DESCRIPTION OF THE TASK: Each record below is to be reproduced without any change.

RECORD EXCERPTS:
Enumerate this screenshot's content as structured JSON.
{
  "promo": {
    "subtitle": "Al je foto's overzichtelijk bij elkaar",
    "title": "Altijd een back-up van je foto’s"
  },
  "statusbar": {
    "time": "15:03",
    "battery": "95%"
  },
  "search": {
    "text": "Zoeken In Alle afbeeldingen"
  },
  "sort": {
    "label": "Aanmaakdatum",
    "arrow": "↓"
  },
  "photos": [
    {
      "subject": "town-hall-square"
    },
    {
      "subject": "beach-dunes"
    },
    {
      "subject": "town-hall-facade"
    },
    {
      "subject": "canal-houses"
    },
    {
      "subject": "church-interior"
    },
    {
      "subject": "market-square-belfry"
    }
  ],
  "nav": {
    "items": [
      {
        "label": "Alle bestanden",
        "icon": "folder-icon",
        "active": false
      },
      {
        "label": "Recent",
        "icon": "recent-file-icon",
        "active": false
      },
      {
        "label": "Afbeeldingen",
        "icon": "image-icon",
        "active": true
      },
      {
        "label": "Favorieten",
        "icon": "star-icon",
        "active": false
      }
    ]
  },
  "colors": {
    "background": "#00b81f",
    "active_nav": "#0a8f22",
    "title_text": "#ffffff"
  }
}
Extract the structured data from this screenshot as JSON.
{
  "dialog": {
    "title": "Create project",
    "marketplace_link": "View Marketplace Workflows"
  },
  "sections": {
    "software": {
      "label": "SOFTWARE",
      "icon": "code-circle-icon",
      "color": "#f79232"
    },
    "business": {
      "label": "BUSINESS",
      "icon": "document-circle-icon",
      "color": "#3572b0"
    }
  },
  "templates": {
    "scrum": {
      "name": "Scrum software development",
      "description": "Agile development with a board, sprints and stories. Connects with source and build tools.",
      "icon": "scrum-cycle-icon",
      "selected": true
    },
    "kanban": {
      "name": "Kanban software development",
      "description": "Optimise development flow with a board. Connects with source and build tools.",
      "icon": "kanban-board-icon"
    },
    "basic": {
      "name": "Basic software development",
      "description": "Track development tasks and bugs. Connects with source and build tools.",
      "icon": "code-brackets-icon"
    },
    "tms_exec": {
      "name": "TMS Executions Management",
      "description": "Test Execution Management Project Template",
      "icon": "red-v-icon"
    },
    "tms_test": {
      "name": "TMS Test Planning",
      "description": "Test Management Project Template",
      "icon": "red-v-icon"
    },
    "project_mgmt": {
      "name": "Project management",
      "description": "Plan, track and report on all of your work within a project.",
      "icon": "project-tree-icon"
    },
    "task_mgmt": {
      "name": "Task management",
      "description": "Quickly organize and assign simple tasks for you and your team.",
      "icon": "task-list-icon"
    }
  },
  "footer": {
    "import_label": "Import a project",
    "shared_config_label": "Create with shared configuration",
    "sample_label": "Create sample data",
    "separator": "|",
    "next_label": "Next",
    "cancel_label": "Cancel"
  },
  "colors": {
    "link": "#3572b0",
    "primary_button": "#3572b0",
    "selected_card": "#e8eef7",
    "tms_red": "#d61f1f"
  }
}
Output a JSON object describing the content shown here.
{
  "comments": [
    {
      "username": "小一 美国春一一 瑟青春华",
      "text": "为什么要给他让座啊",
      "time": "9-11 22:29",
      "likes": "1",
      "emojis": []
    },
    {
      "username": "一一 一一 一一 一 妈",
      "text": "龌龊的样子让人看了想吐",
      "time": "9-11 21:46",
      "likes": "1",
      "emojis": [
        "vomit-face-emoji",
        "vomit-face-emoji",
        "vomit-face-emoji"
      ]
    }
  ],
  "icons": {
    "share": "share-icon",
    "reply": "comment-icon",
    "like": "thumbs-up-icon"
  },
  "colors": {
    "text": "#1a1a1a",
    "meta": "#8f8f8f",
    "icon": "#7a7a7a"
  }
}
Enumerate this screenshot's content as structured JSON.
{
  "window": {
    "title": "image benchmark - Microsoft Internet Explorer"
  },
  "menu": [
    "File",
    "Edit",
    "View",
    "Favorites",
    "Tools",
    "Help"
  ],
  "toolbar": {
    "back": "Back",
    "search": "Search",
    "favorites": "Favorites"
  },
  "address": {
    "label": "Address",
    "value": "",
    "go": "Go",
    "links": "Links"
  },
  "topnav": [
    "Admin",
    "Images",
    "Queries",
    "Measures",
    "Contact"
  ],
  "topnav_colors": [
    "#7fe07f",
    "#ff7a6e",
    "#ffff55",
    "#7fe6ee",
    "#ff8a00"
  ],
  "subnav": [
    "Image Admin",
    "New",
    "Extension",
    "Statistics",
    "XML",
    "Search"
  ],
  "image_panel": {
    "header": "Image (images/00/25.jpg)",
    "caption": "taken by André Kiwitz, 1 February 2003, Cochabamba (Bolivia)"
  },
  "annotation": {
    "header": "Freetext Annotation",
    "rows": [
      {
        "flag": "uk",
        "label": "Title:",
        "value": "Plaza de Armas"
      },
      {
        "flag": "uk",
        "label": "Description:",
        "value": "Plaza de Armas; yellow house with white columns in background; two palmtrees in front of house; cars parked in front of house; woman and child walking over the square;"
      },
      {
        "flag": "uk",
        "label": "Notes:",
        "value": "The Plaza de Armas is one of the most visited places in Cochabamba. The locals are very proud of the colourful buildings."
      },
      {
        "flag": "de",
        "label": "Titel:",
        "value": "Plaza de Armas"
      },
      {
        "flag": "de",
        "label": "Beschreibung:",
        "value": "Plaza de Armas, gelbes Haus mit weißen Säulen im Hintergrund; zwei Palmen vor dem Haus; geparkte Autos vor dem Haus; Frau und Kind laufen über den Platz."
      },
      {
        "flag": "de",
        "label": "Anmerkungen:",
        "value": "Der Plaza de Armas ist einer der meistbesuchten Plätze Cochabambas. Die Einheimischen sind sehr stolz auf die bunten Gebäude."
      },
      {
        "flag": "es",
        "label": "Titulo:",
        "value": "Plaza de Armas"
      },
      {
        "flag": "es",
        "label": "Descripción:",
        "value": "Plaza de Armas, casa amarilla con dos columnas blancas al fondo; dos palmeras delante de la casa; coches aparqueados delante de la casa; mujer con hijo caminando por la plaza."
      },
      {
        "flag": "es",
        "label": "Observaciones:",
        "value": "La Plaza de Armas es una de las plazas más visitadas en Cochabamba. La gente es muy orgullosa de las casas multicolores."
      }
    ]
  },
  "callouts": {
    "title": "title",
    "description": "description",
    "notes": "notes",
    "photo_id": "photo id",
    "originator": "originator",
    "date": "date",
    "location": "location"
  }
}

FINISHED TASK:
Enumerate this screenshot's content as structured JSON.
{
  "promo": {
    "subtitle": "Al je foto's overzichtelijk bij elkaar",
    "title": "Altijd een back-up van je foto’s"
  },
  "statusbar": {
    "time": "15:03",
    "battery": "95%"
  },
  "search": {
    "text": "Zoeken In Alle afbeeldingen"
  },
  "sort": {
    "label": "Aanmaakdatum",
    "arrow": "↓"
  },
  "photos": [
    {
      "subject": "town-hall-square"
    },
    {
      "subject": "beach-dunes"
    },
    {
      "subject": "town-hall-facade"
    },
    {
      "subject": "canal-houses"
    },
    {
      "subject": "church-interior"
    },
    {
      "subject": "market-square-belfry"
    }
  ],
  "nav": {
    "items": [
      {
        "label": "Alle bestanden",
        "icon": "folder-icon",
        "active": false
      },
      {
        "label": "Recent",
        "icon": "recent-file-icon",
        "active": false
      },
      {
        "label": "Afbeeldingen",
        "icon": "image-icon",
        "active": true
      },
      {
        "label": "Favorieten",
        "icon": "star-icon",
        "active": false
      }
    ]
  },
  "colors": {
    "background": "#00b81f",
    "active_nav": "#0a8f22",
    "title_text": "#ffffff"
  }
}
Extract the structured data from this screenshot as JSON.
{
  "dialog": {
    "title": "Create project",
    "marketplace_link": "View Marketplace Workflows"
  },
  "sections": {
    "software": {
      "label": "SOFTWARE",
      "icon": "code-circle-icon",
      "color": "#f79232"
    },
    "business": {
      "label": "BUSINESS",
      "icon": "document-circle-icon",
      "color": "#3572b0"
    }
  },
  "templates": {
    "scrum": {
      "name": "Scrum software development",
      "description": "Agile development with a board, sprints and stories. Connects with source and build tools.",
      "icon": "scrum-cycle-icon",
      "selected": true
    },
    "kanban": {
      "name": "Kanban software development",
      "description": "Optimise development flow with a board. Connects with source and build tools.",
      "icon": "kanban-board-icon"
    },
    "basic": {
      "name": "Basic software development",
      "description": "Track development tasks and bugs. Connects with source and build tools.",
      "icon": "code-brackets-icon"
    },
    "tms_exec": {
      "name": "TMS Executions Management",
      "description": "Test Execution Management Project Template",
      "icon": "red-v-icon"
    },
    "tms_test": {
      "name": "TMS Test Planning",
      "description": "Test Management Project Template",
      "icon": "red-v-icon"
    },
    "project_mgmt": {
      "name": "Project management",
      "description": "Plan, track and report on all of your work within a project.",
      "icon": "project-tree-icon"
    },
    "task_mgmt": {
      "name": "Task management",
      "description": "Quickly organize and assign simple tasks for you and your team.",
      "icon": "task-list-icon"
    }
  },
  "footer": {
    "import_label": "Import a project",
    "shared_config_label": "Create with shared configuration",
    "sample_label": "Create sample data",
    "separator": "|",
    "next_label": "Next",
    "cancel_label": "Cancel"
  },
  "colors": {
    "link": "#3572b0",
    "primary_button": "#3572b0",
    "selected_card": "#e8eef7",
    "tms_red": "#d61f1f"
  }
}
Output a JSON object describing the content shown here.
{
  "comments": [
    {
      "username": "小一 美国春一一 瑟青春华",
      "text": "为什么要给他让座啊",
      "time": "9-11 22:29",
      "likes": "1",
      "emojis": []
    },
    {
      "username": "一一 一一 一一 一 妈",
      "text": "龌龊的样子让人看了想吐",
      "time": "9-11 21:46",
      "likes": "1",
      "emojis": [
        "vomit-face-emoji",
        "vomit-face-emoji",
        "vomit-face-emoji"
      ]
    }
  ],
  "icons": {
    "share": "share-icon",
    "reply": "comment-icon",
    "like": "thumbs-up-icon"
  },
  "colors": {
    "text": "#1a1a1a",
    "meta": "#8f8f8f",
    "icon": "#7a7a7a"
  }
}
Enumerate this screenshot's content as structured JSON.
{
  "window": {
    "title": "image benchmark - Microsoft Internet Explorer"
  },
  "menu": [
    "File",
    "Edit",
    "View",
    "Favorites",
    "Tools",
    "Help"
  ],
  "toolbar": {
    "back": "Back",
    "search": "Search",
    "favorites": "Favorites"
  },
  "address": {
    "label": "Address",
    "value": "",
    "go": "Go",
    "links": "Links"
  },
  "topnav": [
    "Admin",
    "Images",
    "Queries",
    "Measures",
    "Contact"
  ],
  "topnav_colors": [
    "#7fe07f",
    "#ff7a6e",
    "#ffff55",
    "#7fe6ee",
    "#ff8a00"
  ],
  "subnav": [
    "Image Admin",
    "New",
    "Extension",
    "Statistics",
    "XML",
    "Search"
  ],
  "image_panel": {
    "header": "Image (images/00/25.jpg)",
    "caption": "taken by André Kiwitz, 1 February 2003, Cochabamba (Bolivia)"
  },
  "annotation": {
    "header": "Freetext Annotation",
    "rows": [
      {
        "flag": "uk",
        "label": "Title:",
        "value": "Plaza de Armas"
      },
      {
        "flag": "uk",
        "label": "Description:",
        "value": "Plaza de Armas; yellow house with white columns in background; two palmtrees in front of house; cars parked in front of house; woman and child walking over the square;"
      },
      {
        "flag": "uk",
        "label": "Notes:",
        "value": "The Plaza de Armas is one of the most visited places in Cochabamba. The locals are very proud of the colourful buildings."
      },
      {
        "flag": "de",
        "label": "Titel:",
        "value": "Plaza de Armas"
      },
      {
        "flag": "de",
        "label": "Beschreibung:",
        "value": "Plaza de Armas, gelbes Haus mit weißen Säulen im Hintergrund; zwei Palmen vor dem Haus; geparkte Autos vor dem Haus; Frau und Kind laufen über den Platz."
      },
      {
        "flag": "de",
        "label": "Anmerkungen:",
        "value": "Der Plaza de Armas ist einer der meistbesuchten Plätze Cochabambas. Die Einheimischen sind sehr stolz auf die bunten Gebäude."
      },
      {
        "flag": "es",
        "label": "Titulo:",
        "value": "Plaza de Armas"
      },
      {
        "flag": "es",
        "label": "Descripción:",
        "value": "Plaza de Armas, casa amarilla con dos columnas blancas al fondo; dos palmeras delante de la casa; coches aparqueados delante de la casa; mujer con hijo caminando por la plaza."
      },
      {
        "flag": "es",
        "label": "Observaciones:",
        "value": "La Plaza de Armas es una de las plazas más visitadas en Cochabamba. La gente es muy orgullosa de las casas multicolores."
      }
    ]
  },
  "callouts": {
    "title": "title",
    "description": "description",
    "notes": "notes",
    "photo_id": "photo id",
    "originator": "originator",
    "date": "date",
    "location": "location"
  }
}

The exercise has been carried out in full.